(Problem statement)
Find every line of the listing below where "color" appears, and copy it.

(Data excerpts)
***
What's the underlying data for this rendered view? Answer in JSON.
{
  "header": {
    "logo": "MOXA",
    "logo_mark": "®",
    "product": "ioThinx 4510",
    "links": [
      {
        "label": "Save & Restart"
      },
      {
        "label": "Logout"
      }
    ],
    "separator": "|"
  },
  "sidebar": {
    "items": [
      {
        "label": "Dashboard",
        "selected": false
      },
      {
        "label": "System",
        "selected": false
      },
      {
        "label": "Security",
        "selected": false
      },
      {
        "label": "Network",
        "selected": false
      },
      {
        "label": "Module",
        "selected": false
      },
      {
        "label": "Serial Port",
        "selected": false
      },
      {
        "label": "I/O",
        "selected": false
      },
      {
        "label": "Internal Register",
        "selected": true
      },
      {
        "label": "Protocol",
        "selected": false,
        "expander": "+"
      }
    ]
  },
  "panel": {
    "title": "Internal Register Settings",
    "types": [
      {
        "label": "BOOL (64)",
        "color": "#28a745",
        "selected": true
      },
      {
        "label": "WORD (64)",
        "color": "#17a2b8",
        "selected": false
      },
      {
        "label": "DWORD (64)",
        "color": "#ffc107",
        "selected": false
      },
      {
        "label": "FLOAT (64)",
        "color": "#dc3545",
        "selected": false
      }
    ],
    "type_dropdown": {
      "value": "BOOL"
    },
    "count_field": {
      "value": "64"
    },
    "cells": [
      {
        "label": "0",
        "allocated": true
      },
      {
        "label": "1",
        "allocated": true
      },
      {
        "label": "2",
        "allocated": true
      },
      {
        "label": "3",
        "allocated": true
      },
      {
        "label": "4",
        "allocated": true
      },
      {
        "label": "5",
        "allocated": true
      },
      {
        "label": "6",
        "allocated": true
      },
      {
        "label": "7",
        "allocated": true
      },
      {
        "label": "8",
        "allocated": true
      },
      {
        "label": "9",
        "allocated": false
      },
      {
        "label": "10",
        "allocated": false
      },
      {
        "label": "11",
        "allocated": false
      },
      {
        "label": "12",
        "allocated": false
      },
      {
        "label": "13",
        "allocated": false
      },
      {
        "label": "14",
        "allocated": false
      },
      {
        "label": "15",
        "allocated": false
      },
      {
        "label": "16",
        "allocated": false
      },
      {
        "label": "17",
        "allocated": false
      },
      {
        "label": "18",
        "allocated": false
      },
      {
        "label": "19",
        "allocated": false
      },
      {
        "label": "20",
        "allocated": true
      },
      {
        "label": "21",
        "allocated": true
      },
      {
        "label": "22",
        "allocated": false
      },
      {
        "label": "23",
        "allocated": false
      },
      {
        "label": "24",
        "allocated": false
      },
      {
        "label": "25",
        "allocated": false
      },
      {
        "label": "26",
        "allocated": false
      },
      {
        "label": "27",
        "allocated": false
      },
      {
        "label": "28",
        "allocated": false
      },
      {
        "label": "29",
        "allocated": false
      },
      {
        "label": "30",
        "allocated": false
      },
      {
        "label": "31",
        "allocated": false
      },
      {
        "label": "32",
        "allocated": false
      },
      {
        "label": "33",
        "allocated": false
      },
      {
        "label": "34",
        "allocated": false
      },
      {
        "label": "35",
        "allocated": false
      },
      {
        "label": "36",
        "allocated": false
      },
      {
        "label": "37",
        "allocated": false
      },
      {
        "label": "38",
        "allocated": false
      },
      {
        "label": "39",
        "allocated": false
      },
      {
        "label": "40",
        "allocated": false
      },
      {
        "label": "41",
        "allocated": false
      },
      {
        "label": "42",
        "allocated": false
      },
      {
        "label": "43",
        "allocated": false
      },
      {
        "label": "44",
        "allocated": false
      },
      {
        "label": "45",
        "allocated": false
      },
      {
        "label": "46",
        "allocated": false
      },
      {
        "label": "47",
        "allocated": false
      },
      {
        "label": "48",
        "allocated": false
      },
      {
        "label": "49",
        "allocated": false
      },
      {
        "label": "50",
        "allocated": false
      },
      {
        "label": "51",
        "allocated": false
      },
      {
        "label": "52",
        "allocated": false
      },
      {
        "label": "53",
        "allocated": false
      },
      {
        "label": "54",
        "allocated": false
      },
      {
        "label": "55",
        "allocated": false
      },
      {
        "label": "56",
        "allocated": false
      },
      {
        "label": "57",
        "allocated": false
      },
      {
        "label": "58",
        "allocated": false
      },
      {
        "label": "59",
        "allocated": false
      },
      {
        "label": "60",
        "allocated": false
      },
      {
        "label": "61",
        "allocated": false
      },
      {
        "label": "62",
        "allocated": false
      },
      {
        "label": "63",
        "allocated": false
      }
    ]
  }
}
***
(Solution to the exercise)
        "color": "#28a745",
        "color": "#17a2b8",
        "color": "#ffc107",
        "color": "#dc3545",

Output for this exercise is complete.